> **WHAT YOU WILL DO**:
Omit the pictures from the entries below and retype everything else exactly.
--- MATERIAL SUPPLIED ---
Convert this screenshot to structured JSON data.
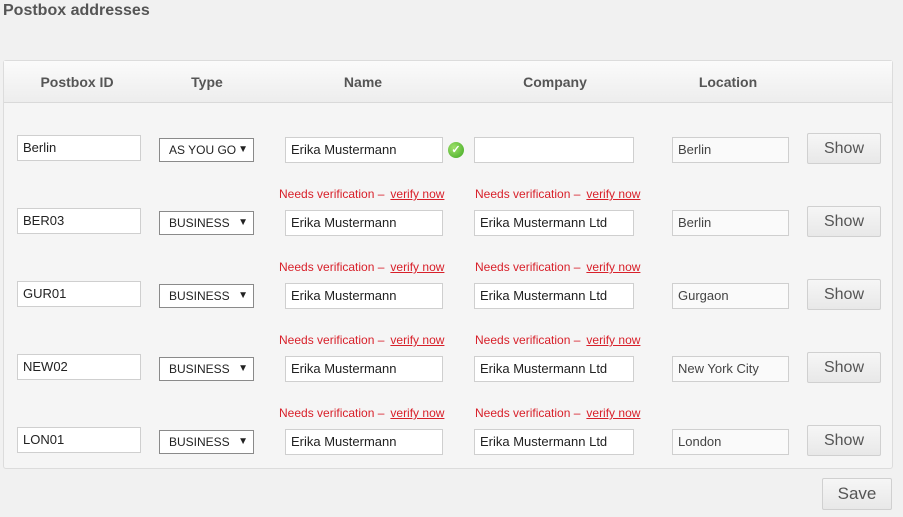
{
  "page": {
    "title": "Postbox addresses"
  },
  "table": {
    "columns": [
      "Postbox ID",
      "Type",
      "Name",
      "Company",
      "Location"
    ],
    "rows": [
      {
        "postbox_id": "Berlin",
        "type": "AS YOU GO",
        "name": "Erika Mustermann",
        "name_verified": true,
        "company": "",
        "location": "Berlin",
        "action": "Show"
      },
      {
        "postbox_id": "BER03",
        "type": "BUSINESS",
        "name": "Erika Mustermann",
        "company": "Erika Mustermann Ltd",
        "location": "Berlin",
        "action": "Show",
        "name_notice": "Needs verification –",
        "name_link": "verify now",
        "company_notice": "Needs verification –",
        "company_link": "verify now"
      },
      {
        "postbox_id": "GUR01",
        "type": "BUSINESS",
        "name": "Erika Mustermann",
        "company": "Erika Mustermann Ltd",
        "location": "Gurgaon",
        "action": "Show",
        "name_notice": "Needs verification –",
        "name_link": "verify now",
        "company_notice": "Needs verification –",
        "company_link": "verify now"
      },
      {
        "postbox_id": "NEW02",
        "type": "BUSINESS",
        "name": "Erika Mustermann",
        "company": "Erika Mustermann Ltd",
        "location": "New York City",
        "action": "Show",
        "name_notice": "Needs verification –",
        "name_link": "verify now",
        "company_notice": "Needs verification –",
        "company_link": "verify now"
      },
      {
        "postbox_id": "LON01",
        "type": "BUSINESS",
        "name": "Erika Mustermann",
        "company": "Erika Mustermann Ltd",
        "location": "London",
        "action": "Show",
        "name_notice": "Needs verification –",
        "name_link": "verify now",
        "company_notice": "Needs verification –",
        "company_link": "verify now"
      }
    ]
  },
  "footer": {
    "save_label": "Save"
  },
  "colors": {
    "warning": "#d8202a",
    "verified": "#3fa822"
  }
}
---
> **FINISHED EXERCISE**:
Convert this screenshot to structured JSON data.
{
  "page": {
    "title": "Postbox addresses"
  },
  "table": {
    "columns": [
      "Postbox ID",
      "Type",
      "Name",
      "Company",
      "Location"
    ],
    "rows": [
      {
        "postbox_id": "Berlin",
        "type": "AS YOU GO",
        "name": "Erika Mustermann",
        "name_verified": true,
        "company": "",
        "location": "Berlin",
        "action": "Show"
      },
      {
        "postbox_id": "BER03",
        "type": "BUSINESS",
        "name": "Erika Mustermann",
        "company": "Erika Mustermann Ltd",
        "location": "Berlin",
        "action": "Show",
        "name_notice": "Needs verification –",
        "name_link": "verify now",
        "company_notice": "Needs verification –",
        "company_link": "verify now"
      },
      {
        "postbox_id": "GUR01",
        "type": "BUSINESS",
        "name": "Erika Mustermann",
        "company": "Erika Mustermann Ltd",
        "location": "Gurgaon",
        "action": "Show",
        "name_notice": "Needs verification –",
        "name_link": "verify now",
        "company_notice": "Needs verification –",
        "company_link": "verify now"
      },
      {
        "postbox_id": "NEW02",
        "type": "BUSINESS",
        "name": "Erika Mustermann",
        "company": "Erika Mustermann Ltd",
        "location": "New York City",
        "action": "Show",
        "name_notice": "Needs verification –",
        "name_link": "verify now",
        "company_notice": "Needs verification –",
        "company_link": "verify now"
      },
      {
        "postbox_id": "LON01",
        "type": "BUSINESS",
        "name": "Erika Mustermann",
        "company": "Erika Mustermann Ltd",
        "location": "London",
        "action": "Show",
        "name_notice": "Needs verification –",
        "name_link": "verify now",
        "company_notice": "Needs verification –",
        "company_link": "verify now"
      }
    ]
  },
  "footer": {
    "save_label": "Save"
  },
  "colors": {
    "warning": "#d8202a",
    "verified": "#3fa822"
  }
}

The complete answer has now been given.